## BEGIN Data listing
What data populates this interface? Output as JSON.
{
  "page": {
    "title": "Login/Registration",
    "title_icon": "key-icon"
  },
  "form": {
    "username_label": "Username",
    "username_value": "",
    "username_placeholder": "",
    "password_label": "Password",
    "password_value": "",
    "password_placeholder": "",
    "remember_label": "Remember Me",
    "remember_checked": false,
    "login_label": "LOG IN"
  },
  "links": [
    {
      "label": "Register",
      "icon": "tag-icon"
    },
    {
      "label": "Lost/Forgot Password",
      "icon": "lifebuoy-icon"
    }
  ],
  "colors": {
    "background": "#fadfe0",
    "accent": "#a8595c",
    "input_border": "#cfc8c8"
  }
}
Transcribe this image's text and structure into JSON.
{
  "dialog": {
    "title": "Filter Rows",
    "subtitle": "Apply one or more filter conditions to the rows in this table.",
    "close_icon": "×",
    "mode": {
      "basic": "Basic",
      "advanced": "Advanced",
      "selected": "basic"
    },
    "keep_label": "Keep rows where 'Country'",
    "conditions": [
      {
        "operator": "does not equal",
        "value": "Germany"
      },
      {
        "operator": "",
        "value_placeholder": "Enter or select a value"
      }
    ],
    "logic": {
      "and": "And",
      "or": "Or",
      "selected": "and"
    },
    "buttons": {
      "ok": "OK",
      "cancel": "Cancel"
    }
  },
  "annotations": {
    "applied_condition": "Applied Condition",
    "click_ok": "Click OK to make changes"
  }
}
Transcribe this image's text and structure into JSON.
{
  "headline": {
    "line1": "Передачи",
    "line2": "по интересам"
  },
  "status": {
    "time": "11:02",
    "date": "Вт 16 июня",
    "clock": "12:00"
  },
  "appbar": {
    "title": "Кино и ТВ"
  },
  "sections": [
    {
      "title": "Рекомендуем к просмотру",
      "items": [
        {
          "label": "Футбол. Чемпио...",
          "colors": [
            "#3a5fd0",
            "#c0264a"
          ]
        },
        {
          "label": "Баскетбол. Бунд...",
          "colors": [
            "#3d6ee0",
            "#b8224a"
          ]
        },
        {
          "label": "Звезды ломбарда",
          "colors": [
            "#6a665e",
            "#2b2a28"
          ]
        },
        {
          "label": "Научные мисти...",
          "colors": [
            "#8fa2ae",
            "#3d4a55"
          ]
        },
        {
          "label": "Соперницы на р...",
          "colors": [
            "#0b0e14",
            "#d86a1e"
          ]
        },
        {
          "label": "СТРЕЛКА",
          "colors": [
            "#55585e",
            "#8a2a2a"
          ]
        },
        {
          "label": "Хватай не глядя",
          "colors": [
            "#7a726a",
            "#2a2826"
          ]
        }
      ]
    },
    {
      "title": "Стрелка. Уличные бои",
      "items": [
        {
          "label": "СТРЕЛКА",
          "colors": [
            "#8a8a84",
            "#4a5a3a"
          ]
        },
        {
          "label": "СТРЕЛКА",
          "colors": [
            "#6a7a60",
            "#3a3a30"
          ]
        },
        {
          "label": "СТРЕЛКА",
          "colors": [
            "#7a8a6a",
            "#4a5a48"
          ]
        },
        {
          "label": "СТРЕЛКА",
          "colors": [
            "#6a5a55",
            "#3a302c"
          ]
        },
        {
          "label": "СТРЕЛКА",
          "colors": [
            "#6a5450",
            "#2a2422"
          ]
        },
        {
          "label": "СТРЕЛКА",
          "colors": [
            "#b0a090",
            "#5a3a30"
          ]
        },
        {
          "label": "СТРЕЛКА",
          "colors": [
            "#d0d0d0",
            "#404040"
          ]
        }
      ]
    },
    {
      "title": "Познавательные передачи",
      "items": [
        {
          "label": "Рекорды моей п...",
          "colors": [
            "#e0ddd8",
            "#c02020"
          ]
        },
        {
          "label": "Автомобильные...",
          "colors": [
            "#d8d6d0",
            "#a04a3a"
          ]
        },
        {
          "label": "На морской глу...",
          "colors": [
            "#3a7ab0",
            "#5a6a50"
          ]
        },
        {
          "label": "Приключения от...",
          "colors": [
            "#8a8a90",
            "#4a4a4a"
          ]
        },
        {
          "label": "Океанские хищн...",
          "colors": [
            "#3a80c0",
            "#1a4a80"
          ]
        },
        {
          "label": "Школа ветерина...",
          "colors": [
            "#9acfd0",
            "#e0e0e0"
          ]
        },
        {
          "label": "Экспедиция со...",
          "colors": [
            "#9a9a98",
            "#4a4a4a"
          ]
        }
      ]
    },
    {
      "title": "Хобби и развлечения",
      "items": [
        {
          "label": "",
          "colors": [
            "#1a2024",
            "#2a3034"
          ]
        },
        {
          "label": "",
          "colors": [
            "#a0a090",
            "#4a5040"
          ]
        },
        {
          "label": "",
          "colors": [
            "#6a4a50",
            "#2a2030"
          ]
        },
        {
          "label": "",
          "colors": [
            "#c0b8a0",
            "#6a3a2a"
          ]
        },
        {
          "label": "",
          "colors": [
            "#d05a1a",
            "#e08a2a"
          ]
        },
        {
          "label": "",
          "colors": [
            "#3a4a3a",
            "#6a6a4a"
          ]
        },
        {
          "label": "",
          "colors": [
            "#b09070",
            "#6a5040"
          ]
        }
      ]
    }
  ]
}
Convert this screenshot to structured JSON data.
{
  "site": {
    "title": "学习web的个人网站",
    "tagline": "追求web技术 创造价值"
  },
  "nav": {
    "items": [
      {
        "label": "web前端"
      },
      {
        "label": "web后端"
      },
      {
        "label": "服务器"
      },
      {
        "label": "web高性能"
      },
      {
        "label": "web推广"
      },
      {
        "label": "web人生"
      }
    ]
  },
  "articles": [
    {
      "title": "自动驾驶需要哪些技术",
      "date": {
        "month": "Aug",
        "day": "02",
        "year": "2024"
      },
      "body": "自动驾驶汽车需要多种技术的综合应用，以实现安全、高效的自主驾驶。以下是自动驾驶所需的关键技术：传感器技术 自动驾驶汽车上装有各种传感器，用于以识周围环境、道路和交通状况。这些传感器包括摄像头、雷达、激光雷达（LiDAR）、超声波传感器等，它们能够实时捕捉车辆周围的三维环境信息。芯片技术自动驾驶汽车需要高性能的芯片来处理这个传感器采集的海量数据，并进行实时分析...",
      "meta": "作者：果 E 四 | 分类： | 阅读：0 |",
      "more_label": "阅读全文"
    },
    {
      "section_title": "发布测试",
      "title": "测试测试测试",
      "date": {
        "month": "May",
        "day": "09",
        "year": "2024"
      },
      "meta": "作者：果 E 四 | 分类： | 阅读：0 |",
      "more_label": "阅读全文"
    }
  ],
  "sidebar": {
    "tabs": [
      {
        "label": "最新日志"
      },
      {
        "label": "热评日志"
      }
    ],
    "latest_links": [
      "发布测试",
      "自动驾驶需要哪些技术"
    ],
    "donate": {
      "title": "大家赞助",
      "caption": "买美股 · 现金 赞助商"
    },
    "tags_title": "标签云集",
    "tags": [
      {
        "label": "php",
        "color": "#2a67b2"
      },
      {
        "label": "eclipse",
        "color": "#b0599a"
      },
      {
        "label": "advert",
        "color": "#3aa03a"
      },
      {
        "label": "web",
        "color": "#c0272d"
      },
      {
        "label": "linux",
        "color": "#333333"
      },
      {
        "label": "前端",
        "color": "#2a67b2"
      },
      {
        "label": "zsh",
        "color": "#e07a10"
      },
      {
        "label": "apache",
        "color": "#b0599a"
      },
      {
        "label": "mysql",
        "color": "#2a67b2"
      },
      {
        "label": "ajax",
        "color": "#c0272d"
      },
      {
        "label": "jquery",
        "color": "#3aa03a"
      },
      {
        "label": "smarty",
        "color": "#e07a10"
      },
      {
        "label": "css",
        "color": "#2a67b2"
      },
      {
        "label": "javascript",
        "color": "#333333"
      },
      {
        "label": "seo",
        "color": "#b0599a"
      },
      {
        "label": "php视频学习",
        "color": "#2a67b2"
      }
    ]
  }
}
## END Data listing
[Set task]:
In the listing, find every line containing the word "conditions" and list it.

[Task answer]:
    "subtitle": "Apply one or more filter conditions to the rows in this table.",
    "conditions": [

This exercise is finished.